## GIVEN RECORDS
=======

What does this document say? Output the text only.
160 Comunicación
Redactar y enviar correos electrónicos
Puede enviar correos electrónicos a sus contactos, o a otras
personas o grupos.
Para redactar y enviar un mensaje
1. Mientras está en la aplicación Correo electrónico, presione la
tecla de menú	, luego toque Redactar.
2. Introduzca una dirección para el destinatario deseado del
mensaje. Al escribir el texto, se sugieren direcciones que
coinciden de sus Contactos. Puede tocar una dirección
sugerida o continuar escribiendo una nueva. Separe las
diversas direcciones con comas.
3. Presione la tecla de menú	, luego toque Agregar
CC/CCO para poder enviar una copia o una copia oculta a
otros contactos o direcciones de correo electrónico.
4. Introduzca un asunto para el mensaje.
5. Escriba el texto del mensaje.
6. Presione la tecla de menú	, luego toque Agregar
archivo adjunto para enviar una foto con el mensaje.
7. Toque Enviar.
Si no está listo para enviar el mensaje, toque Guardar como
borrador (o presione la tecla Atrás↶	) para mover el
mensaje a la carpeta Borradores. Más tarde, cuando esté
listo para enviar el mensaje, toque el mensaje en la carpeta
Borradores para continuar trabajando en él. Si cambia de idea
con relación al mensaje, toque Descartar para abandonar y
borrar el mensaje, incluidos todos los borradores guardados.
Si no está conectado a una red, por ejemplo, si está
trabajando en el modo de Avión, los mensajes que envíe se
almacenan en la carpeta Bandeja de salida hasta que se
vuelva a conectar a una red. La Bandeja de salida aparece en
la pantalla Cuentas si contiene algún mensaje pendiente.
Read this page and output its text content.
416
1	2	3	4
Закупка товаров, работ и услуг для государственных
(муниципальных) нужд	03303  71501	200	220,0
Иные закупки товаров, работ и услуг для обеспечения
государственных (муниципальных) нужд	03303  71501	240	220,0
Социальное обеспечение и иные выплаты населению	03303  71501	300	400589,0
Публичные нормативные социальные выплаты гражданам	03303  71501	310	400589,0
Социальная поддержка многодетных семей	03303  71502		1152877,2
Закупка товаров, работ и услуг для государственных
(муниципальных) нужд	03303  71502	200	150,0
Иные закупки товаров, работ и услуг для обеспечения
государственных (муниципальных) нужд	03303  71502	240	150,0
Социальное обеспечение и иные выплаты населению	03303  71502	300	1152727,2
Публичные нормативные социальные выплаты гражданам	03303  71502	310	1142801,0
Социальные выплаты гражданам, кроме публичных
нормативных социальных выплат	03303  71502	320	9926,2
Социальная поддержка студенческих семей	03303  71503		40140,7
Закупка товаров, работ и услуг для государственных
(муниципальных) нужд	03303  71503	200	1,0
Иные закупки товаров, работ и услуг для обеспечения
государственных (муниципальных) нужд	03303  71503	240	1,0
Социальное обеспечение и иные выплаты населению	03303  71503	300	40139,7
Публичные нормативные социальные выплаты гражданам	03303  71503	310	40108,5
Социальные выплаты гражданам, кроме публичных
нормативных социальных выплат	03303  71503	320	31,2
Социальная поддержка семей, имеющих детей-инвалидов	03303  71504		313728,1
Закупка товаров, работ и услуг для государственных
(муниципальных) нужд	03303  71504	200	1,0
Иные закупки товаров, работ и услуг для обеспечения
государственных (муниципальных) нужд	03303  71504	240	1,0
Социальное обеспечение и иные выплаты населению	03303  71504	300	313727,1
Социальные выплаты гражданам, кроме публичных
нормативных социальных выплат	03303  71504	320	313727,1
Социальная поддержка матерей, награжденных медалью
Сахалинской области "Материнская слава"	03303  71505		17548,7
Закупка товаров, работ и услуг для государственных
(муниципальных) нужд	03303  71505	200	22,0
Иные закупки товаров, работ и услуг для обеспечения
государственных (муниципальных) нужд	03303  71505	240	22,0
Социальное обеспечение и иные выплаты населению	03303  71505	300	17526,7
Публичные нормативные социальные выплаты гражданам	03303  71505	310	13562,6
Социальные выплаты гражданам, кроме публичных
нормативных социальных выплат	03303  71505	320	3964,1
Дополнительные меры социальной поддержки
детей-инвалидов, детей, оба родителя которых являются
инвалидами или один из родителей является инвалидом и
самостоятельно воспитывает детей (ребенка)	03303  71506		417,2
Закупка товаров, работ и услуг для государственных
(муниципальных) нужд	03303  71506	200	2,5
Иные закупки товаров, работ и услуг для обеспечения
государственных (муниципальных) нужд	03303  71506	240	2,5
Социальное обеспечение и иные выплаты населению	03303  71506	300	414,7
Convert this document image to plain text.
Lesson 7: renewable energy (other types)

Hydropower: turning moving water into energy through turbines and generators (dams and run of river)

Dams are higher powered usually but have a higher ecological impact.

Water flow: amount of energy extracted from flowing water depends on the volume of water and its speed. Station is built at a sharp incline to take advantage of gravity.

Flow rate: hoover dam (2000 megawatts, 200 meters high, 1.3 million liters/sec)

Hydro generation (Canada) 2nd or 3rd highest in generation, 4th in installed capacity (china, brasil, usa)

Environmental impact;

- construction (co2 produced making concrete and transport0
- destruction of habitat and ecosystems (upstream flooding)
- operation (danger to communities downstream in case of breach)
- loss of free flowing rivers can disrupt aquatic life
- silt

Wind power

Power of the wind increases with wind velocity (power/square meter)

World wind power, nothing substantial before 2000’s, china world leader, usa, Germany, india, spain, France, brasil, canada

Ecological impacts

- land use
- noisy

=======

## WHAT THIS TASK INVOLVES
Copy out every line with the word "dirección".

## OUTPUT FOR THIS EXERCISE
2. Introduzca una dirección para el destinatario deseado del
coinciden de sus Contactos. Puede tocar una dirección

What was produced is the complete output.